— START Rows —

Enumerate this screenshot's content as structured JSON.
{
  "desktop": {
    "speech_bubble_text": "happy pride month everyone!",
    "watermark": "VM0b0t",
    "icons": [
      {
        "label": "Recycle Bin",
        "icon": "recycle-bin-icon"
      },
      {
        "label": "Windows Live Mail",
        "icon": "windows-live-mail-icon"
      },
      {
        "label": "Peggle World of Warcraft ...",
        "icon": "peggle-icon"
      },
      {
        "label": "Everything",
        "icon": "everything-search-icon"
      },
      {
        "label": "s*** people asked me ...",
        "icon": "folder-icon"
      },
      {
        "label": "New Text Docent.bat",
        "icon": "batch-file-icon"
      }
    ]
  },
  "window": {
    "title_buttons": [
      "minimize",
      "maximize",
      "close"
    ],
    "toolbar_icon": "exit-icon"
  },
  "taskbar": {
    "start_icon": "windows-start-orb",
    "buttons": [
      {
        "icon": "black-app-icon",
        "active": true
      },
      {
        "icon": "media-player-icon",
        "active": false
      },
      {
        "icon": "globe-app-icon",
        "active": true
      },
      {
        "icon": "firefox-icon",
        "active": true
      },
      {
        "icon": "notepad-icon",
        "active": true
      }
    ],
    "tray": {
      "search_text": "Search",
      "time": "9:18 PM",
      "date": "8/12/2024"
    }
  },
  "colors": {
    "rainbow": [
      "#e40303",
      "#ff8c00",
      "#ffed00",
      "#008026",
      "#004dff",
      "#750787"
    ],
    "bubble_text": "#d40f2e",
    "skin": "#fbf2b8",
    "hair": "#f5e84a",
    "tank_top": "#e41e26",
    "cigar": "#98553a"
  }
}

— END Rows —

■ Required work ■
Your task is to transcribe the listing above in full, exactly as given.

■ Answer ■
Enumerate this screenshot's content as structured JSON.
{
  "desktop": {
    "speech_bubble_text": "happy pride month everyone!",
    "watermark": "VM0b0t",
    "icons": [
      {
        "label": "Recycle Bin",
        "icon": "recycle-bin-icon"
      },
      {
        "label": "Windows Live Mail",
        "icon": "windows-live-mail-icon"
      },
      {
        "label": "Peggle World of Warcraft ...",
        "icon": "peggle-icon"
      },
      {
        "label": "Everything",
        "icon": "everything-search-icon"
      },
      {
        "label": "s*** people asked me ...",
        "icon": "folder-icon"
      },
      {
        "label": "New Text Docent.bat",
        "icon": "batch-file-icon"
      }
    ]
  },
  "window": {
    "title_buttons": [
      "minimize",
      "maximize",
      "close"
    ],
    "toolbar_icon": "exit-icon"
  },
  "taskbar": {
    "start_icon": "windows-start-orb",
    "buttons": [
      {
        "icon": "black-app-icon",
        "active": true
      },
      {
        "icon": "media-player-icon",
        "active": false
      },
      {
        "icon": "globe-app-icon",
        "active": true
      },
      {
        "icon": "firefox-icon",
        "active": true
      },
      {
        "icon": "notepad-icon",
        "active": true
      }
    ],
    "tray": {
      "search_text": "Search",
      "time": "9:18 PM",
      "date": "8/12/2024"
    }
  },
  "colors": {
    "rainbow": [
      "#e40303",
      "#ff8c00",
      "#ffed00",
      "#008026",
      "#004dff",
      "#750787"
    ],
    "bubble_text": "#d40f2e",
    "skin": "#fbf2b8",
    "hair": "#f5e84a",
    "tank_top": "#e41e26",
    "cigar": "#98553a"
  }
}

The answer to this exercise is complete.